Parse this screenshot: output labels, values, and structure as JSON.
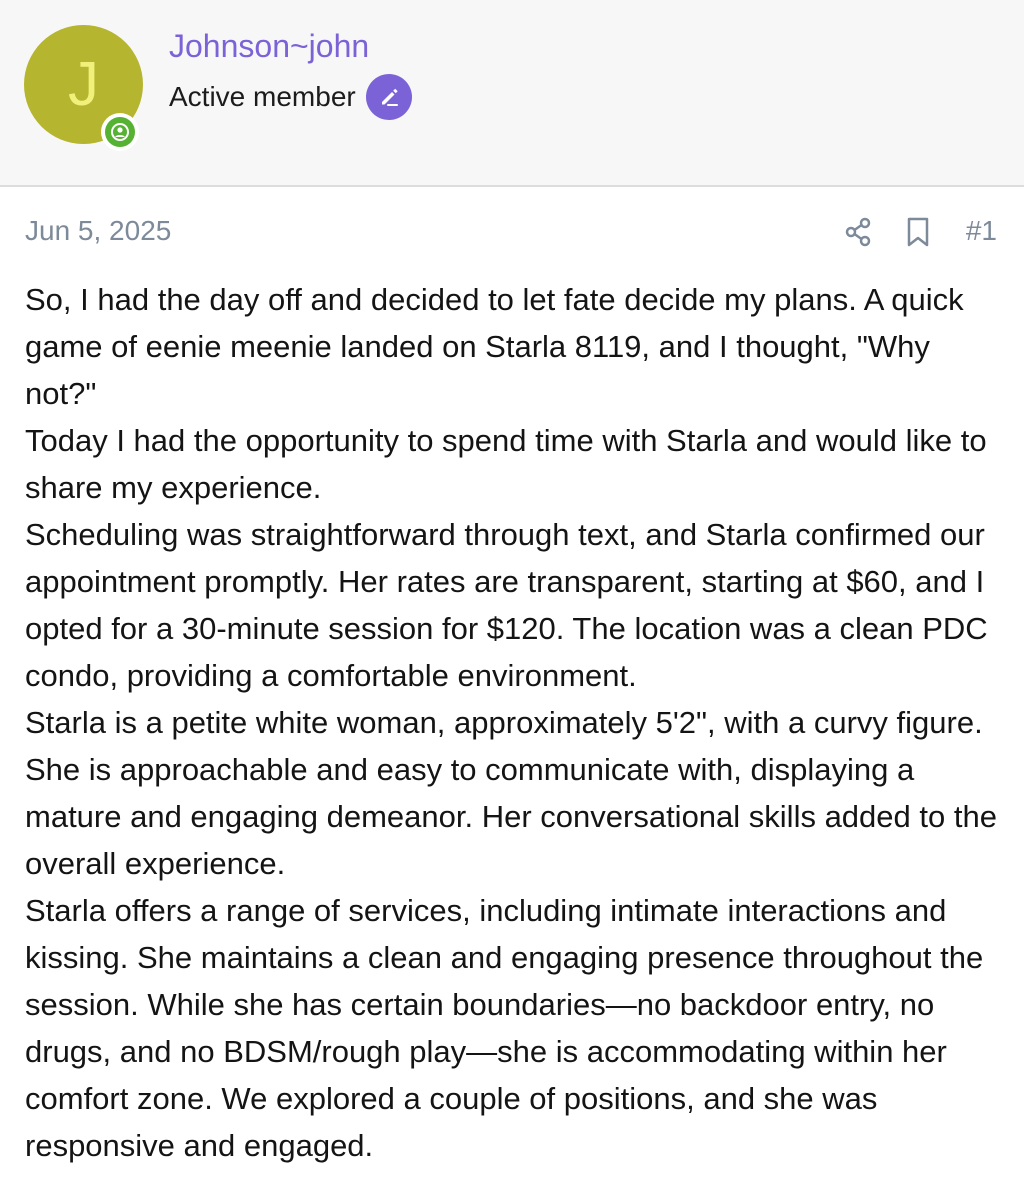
{
  "user": {
    "avatar_letter": "J",
    "name": "Johnson~john",
    "role": "Active member",
    "avatar_color": "#b5b52f",
    "name_color": "#7b62d7",
    "online_status_color": "#56b233"
  },
  "post": {
    "date": "Jun 5, 2025",
    "number": "#1",
    "actions": [
      "share-icon",
      "bookmark-icon"
    ],
    "paragraphs": [
      "So, I had the day off and decided to let fate decide my plans. A quick game of eenie meenie landed on Starla 8119, and I thought, \"Why not?\"",
      "Today I had the opportunity to spend time with Starla and would like to share my experience.",
      "Scheduling was straightforward through text, and Starla confirmed our appointment promptly. Her rates are transparent, starting at $60, and I opted for a 30-minute session for $120. The location was a clean PDC condo, providing a comfortable environment.",
      "Starla is a petite white woman, approximately 5'2\", with a curvy figure. She is approachable and easy to communicate with, displaying a mature and engaging demeanor. Her conversational skills added to the overall experience.",
      "Starla offers a range of services, including intimate interactions and kissing. She maintains a clean and engaging presence throughout the session. While she has certain boundaries—no backdoor entry, no drugs, and no BDSM/rough play—she is accommodating within her comfort zone. We explored a couple of positions, and she was responsive and engaged."
    ]
  }
}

*EXERCISE AIM*: Write out the material above once more, exactly as it reads, with no pictures.

*ANSWER TO THE TASK*:
Parse this screenshot: output labels, values, and structure as JSON.
{
  "user": {
    "avatar_letter": "J",
    "name": "Johnson~john",
    "role": "Active member",
    "avatar_color": "#b5b52f",
    "name_color": "#7b62d7",
    "online_status_color": "#56b233"
  },
  "post": {
    "date": "Jun 5, 2025",
    "number": "#1",
    "actions": [
      "share-icon",
      "bookmark-icon"
    ],
    "paragraphs": [
      "So, I had the day off and decided to let fate decide my plans. A quick game of eenie meenie landed on Starla 8119, and I thought, \"Why not?\"",
      "Today I had the opportunity to spend time with Starla and would like to share my experience.",
      "Scheduling was straightforward through text, and Starla confirmed our appointment promptly. Her rates are transparent, starting at $60, and I opted for a 30-minute session for $120. The location was a clean PDC condo, providing a comfortable environment.",
      "Starla is a petite white woman, approximately 5'2\", with a curvy figure. She is approachable and easy to communicate with, displaying a mature and engaging demeanor. Her conversational skills added to the overall experience.",
      "Starla offers a range of services, including intimate interactions and kissing. She maintains a clean and engaging presence throughout the session. While she has certain boundaries—no backdoor entry, no drugs, and no BDSM/rough play—she is accommodating within her comfort zone. We explored a couple of positions, and she was responsive and engaged."
    ]
  }
}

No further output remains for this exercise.